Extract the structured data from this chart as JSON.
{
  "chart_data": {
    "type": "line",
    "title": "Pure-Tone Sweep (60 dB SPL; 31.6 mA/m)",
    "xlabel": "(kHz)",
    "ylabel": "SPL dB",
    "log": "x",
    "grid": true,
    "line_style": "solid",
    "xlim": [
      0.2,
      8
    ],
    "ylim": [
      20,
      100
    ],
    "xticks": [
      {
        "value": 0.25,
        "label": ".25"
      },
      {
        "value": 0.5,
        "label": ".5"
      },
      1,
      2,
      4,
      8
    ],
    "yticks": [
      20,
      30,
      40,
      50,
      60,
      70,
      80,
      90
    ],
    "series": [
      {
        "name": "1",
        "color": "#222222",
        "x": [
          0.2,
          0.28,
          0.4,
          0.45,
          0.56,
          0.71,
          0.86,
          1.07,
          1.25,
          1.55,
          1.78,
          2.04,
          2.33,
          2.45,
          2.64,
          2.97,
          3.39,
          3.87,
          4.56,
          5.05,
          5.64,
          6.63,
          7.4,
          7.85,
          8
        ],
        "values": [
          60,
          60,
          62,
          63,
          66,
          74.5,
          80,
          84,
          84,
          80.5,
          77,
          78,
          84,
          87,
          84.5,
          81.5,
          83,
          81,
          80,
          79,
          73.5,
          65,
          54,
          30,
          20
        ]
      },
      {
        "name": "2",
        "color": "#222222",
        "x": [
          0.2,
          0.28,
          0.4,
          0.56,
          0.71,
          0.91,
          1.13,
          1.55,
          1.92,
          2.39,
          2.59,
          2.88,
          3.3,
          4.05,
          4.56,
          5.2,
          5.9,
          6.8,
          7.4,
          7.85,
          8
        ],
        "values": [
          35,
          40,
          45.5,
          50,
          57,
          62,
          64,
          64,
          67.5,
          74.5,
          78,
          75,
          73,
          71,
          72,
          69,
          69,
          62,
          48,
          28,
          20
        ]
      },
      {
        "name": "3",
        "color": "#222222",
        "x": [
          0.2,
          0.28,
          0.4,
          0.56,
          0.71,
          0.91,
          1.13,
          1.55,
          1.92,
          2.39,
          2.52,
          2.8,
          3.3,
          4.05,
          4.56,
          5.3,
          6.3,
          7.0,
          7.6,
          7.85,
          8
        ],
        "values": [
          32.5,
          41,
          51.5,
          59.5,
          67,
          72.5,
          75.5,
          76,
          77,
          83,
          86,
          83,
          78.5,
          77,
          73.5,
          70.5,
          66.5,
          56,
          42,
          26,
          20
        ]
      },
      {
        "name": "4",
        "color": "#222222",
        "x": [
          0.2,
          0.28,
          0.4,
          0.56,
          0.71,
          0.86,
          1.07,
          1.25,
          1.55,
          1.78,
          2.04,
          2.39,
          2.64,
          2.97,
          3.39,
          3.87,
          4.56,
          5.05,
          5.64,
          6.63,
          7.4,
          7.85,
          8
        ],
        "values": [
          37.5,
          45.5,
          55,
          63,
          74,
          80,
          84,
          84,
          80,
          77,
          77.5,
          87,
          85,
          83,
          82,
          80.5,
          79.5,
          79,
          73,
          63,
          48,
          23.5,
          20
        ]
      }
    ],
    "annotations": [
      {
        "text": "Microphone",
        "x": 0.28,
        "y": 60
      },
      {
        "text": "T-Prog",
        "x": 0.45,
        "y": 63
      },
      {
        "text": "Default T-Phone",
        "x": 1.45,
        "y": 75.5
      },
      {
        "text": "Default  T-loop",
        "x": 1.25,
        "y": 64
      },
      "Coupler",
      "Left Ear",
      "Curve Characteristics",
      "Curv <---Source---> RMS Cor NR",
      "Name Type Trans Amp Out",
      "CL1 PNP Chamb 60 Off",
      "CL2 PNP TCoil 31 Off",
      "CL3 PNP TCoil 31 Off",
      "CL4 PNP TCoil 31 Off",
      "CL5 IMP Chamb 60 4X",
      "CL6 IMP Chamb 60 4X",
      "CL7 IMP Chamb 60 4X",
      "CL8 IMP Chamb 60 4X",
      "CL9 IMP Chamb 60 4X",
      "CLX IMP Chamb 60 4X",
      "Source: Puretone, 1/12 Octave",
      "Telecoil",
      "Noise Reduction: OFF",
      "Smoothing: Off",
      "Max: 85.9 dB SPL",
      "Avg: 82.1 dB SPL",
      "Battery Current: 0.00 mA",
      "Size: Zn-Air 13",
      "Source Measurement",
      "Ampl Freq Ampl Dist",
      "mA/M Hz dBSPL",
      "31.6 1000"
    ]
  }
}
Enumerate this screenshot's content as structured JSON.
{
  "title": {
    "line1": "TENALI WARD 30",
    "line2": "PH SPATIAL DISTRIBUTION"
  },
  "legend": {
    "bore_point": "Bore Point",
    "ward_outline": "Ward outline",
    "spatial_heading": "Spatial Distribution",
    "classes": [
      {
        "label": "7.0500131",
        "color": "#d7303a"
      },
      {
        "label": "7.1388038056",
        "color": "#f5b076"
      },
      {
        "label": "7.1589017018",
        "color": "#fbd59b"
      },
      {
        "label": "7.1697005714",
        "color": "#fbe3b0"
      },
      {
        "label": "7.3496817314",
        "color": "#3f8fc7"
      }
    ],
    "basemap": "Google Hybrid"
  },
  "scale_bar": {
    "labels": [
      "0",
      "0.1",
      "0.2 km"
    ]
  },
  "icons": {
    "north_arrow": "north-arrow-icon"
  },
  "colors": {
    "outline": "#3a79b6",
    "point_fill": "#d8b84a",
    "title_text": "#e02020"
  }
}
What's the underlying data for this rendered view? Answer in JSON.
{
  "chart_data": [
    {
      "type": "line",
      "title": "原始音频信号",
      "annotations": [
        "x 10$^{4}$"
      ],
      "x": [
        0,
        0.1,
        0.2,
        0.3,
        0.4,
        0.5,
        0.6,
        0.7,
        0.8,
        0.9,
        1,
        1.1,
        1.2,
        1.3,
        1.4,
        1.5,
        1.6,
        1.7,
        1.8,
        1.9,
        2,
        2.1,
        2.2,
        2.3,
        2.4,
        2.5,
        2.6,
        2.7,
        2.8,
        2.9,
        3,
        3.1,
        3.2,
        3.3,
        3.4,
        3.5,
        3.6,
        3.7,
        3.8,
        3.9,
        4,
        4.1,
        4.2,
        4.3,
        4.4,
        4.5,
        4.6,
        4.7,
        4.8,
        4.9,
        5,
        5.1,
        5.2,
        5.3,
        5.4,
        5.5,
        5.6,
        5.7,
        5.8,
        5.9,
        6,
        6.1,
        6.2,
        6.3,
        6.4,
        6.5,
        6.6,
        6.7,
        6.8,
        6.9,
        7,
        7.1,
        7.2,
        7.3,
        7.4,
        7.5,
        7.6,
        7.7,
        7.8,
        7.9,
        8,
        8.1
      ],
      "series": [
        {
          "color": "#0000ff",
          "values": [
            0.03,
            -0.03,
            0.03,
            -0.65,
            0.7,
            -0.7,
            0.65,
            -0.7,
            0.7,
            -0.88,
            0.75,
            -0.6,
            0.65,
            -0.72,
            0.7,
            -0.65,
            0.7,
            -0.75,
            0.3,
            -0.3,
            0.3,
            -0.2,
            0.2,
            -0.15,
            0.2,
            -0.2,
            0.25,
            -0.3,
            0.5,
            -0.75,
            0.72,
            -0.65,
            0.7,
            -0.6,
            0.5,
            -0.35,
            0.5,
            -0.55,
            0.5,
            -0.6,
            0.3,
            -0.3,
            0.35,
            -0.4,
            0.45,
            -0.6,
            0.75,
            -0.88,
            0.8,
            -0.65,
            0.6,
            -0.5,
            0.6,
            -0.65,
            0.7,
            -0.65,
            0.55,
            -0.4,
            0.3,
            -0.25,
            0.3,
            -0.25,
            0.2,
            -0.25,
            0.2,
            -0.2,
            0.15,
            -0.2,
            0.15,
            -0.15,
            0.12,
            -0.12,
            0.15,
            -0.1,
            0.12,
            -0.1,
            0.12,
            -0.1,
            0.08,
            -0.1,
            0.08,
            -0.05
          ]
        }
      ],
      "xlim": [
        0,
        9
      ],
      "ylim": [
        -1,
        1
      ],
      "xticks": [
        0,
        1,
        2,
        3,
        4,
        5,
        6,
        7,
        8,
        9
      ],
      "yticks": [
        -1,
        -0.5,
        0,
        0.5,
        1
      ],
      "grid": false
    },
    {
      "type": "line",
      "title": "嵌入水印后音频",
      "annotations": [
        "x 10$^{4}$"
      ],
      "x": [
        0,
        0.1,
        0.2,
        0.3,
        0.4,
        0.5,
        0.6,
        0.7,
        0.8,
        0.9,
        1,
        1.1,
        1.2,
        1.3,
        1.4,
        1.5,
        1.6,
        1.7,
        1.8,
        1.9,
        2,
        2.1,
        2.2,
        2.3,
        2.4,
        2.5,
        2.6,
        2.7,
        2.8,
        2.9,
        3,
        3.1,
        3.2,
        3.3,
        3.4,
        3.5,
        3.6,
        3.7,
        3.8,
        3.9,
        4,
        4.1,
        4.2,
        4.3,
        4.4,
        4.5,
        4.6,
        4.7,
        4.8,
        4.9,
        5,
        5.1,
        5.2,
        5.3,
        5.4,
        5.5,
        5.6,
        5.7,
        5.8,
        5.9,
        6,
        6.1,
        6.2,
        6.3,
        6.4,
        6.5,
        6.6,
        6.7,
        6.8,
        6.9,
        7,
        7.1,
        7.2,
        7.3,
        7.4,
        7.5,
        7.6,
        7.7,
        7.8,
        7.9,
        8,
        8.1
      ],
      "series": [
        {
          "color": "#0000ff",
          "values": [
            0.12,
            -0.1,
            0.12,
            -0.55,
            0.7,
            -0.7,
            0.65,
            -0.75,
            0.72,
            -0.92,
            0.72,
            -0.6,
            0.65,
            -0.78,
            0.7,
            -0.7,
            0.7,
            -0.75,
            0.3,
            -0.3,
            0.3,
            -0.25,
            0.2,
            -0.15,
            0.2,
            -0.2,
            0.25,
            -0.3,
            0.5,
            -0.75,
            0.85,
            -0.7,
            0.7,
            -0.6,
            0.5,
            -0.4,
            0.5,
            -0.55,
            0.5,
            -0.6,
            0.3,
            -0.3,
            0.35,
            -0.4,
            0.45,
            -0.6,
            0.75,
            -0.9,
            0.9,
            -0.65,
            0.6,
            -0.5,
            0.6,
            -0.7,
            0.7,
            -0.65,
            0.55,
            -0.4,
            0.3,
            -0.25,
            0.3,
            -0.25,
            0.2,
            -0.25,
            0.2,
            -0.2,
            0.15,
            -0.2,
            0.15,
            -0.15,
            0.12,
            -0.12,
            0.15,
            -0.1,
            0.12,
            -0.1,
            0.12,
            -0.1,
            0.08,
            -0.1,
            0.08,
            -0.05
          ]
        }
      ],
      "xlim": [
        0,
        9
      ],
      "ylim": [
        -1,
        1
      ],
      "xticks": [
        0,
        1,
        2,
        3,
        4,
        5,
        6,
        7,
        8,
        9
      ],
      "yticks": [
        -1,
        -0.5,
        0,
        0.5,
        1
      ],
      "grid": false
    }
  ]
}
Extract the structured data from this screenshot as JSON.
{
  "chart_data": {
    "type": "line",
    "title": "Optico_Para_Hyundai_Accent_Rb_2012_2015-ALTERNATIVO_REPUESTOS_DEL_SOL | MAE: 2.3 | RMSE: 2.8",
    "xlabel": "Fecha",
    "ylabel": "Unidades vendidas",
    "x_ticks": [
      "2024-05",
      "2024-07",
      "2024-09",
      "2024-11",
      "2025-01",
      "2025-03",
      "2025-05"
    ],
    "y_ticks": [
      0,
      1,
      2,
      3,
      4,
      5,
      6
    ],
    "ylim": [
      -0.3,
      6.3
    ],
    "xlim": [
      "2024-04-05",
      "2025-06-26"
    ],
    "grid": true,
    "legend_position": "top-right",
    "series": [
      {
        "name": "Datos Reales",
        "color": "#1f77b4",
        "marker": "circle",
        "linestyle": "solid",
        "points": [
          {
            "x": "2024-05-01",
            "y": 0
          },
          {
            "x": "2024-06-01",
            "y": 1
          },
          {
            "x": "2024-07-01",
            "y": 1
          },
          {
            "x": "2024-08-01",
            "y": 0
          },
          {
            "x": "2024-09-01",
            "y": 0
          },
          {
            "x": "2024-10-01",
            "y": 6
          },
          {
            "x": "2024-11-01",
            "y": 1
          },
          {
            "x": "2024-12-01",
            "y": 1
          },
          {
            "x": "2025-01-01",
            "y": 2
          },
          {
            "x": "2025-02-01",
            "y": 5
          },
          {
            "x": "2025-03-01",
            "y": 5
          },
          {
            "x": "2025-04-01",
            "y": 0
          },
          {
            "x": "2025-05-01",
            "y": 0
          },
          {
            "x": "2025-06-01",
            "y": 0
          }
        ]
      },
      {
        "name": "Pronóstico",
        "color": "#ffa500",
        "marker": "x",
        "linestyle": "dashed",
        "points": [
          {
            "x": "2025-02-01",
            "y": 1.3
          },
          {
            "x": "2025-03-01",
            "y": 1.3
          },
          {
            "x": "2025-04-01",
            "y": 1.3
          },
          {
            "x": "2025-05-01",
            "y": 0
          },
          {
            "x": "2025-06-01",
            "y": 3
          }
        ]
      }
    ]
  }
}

——————————

◆ **Work to complete**
Gather up the lines containing the word "screenshot" from these records and copy them.

◆ **Written answer**
Enumerate this screenshot's content as structured JSON.
Extract the structured data from this screenshot as JSON.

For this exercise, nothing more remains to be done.